◆ TASK GOAL
Below are some records. How many of their lines contain the string "footer"? Give the number only.

* Start DATASET CONTENT *

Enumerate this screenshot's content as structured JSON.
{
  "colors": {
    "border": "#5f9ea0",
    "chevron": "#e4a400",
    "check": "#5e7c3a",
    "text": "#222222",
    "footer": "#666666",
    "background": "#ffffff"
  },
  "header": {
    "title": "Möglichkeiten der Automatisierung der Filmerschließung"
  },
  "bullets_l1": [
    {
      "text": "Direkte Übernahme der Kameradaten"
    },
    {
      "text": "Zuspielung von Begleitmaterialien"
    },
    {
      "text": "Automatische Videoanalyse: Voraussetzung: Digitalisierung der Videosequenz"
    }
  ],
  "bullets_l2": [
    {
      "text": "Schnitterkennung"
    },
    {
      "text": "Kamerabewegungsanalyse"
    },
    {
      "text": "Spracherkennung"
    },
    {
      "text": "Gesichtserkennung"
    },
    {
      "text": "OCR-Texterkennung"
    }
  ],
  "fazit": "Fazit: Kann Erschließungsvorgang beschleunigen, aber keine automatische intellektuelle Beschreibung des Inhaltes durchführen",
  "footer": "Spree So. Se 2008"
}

* End DATASET CONTENT *

◆ REPLY TO THE TASK
2